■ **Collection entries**

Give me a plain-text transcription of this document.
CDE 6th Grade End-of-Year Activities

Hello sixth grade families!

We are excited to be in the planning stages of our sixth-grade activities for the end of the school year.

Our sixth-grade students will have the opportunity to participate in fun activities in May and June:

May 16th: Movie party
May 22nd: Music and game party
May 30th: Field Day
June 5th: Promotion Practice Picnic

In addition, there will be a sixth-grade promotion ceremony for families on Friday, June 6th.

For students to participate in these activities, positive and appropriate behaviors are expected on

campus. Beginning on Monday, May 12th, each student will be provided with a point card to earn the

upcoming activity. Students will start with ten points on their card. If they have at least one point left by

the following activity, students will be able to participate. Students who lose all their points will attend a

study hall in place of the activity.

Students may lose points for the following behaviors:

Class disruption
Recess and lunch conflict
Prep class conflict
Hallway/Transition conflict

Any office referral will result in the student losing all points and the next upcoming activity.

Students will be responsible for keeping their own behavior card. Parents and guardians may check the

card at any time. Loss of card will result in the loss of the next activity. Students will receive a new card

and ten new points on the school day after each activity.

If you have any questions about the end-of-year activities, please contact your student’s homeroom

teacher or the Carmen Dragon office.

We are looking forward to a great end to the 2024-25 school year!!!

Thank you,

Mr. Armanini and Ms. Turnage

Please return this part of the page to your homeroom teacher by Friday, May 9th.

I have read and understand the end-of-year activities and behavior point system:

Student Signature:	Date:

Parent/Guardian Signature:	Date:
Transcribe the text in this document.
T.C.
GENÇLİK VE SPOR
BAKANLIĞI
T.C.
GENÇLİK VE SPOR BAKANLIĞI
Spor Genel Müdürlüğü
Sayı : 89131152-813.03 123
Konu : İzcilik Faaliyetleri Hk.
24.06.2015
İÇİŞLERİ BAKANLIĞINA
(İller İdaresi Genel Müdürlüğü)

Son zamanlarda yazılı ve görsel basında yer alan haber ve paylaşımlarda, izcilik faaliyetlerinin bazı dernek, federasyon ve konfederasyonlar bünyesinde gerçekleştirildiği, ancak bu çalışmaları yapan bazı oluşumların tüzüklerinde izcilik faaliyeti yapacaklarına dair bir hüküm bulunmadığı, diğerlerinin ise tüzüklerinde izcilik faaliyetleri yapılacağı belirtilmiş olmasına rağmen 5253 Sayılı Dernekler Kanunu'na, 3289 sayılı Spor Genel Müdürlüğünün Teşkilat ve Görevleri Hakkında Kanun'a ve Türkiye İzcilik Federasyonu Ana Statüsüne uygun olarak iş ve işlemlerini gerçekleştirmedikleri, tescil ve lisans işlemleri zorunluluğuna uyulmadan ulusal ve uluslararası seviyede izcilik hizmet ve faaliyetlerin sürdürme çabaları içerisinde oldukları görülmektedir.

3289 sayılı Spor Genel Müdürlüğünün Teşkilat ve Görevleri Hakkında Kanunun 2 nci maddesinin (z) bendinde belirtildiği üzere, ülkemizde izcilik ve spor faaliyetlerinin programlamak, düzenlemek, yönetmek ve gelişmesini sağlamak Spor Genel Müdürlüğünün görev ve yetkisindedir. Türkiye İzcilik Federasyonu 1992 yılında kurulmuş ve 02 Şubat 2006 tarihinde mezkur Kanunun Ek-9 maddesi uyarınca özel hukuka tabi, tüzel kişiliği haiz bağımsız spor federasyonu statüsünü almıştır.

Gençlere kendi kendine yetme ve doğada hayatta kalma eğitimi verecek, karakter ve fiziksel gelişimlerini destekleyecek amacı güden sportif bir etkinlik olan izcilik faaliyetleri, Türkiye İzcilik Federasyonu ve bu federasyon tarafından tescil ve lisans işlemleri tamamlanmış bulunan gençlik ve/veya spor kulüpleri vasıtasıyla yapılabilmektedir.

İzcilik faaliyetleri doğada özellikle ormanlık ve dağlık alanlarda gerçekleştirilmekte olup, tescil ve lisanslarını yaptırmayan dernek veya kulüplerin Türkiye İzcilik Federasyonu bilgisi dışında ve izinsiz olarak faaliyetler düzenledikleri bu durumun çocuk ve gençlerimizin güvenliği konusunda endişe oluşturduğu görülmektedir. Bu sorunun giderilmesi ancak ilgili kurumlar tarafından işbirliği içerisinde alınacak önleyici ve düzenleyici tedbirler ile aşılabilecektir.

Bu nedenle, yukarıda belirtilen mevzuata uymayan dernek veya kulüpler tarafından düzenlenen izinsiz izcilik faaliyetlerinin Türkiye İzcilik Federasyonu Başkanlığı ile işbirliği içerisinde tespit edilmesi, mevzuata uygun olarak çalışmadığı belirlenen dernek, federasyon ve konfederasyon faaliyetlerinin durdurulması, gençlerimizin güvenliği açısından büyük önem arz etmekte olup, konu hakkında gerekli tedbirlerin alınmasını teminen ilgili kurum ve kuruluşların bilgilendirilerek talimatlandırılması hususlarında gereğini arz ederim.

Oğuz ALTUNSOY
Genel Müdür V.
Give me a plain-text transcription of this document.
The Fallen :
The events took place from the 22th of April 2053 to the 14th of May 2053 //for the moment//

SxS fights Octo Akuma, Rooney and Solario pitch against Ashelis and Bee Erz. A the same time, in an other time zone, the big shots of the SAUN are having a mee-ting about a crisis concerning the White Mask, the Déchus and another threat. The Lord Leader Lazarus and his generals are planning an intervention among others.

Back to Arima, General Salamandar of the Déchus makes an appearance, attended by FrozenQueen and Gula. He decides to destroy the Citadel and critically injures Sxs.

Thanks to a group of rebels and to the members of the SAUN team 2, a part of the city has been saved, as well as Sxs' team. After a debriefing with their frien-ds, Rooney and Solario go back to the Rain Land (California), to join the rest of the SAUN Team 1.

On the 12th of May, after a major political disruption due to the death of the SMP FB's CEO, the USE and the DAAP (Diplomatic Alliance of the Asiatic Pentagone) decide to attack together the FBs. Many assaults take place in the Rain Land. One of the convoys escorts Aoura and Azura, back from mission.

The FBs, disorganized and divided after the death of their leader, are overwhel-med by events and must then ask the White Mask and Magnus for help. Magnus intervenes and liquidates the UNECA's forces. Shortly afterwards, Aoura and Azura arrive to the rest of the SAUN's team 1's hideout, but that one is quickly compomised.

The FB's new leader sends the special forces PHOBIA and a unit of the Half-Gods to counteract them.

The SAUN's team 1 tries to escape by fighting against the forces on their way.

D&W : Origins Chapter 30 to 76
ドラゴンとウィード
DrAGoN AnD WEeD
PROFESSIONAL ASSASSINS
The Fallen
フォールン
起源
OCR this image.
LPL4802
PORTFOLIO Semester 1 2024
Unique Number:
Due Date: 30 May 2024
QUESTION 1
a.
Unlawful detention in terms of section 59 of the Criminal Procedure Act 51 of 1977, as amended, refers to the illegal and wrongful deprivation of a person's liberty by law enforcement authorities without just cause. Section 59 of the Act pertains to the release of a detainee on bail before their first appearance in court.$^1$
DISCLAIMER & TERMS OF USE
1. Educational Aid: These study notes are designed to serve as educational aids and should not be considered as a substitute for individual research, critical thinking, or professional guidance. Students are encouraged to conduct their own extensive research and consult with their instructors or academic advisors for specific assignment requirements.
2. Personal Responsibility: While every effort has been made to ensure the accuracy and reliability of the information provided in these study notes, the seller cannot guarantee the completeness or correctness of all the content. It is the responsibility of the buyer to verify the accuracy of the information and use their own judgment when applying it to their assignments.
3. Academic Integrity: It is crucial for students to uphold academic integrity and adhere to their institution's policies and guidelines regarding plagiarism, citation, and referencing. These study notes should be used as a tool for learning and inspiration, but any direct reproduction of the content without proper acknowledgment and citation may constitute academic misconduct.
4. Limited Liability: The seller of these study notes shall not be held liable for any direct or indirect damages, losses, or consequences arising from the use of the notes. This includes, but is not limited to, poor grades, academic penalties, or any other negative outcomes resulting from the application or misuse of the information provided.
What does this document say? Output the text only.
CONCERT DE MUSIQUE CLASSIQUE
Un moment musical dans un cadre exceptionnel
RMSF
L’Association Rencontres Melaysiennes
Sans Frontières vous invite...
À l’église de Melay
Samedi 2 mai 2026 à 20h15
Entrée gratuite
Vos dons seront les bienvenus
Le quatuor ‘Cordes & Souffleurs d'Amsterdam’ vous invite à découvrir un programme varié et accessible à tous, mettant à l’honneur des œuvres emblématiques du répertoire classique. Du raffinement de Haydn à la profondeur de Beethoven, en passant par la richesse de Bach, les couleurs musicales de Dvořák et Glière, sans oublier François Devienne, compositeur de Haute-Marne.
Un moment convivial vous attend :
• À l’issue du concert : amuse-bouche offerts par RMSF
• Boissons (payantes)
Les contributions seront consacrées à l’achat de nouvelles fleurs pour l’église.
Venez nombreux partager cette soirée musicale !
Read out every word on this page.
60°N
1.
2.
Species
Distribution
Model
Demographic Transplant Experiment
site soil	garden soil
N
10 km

■ **Work to complete**
Take the line that contains "What does this" and every line after it through the end of the listing above, and repeat them exactly.

■ **Result below**
What does this document say? Output the text only.
CONCERT DE MUSIQUE CLASSIQUE
Un moment musical dans un cadre exceptionnel
RMSF
L’Association Rencontres Melaysiennes
Sans Frontières vous invite...
À l’église de Melay
Samedi 2 mai 2026 à 20h15
Entrée gratuite
Vos dons seront les bienvenus
Le quatuor ‘Cordes & Souffleurs d'Amsterdam’ vous invite à découvrir un programme varié et accessible à tous, mettant à l’honneur des œuvres emblématiques du répertoire classique. Du raffinement de Haydn à la profondeur de Beethoven, en passant par la richesse de Bach, les couleurs musicales de Dvořák et Glière, sans oublier François Devienne, compositeur de Haute-Marne.
Un moment convivial vous attend :
• À l’issue du concert : amuse-bouche offerts par RMSF
• Boissons (payantes)
Les contributions seront consacrées à l’achat de nouvelles fleurs pour l’église.
Venez nombreux partager cette soirée musicale !
Read out every word on this page.
60°N
1.
2.
Species
Distribution
Model
Demographic Transplant Experiment
site soil	garden soil
N
10 km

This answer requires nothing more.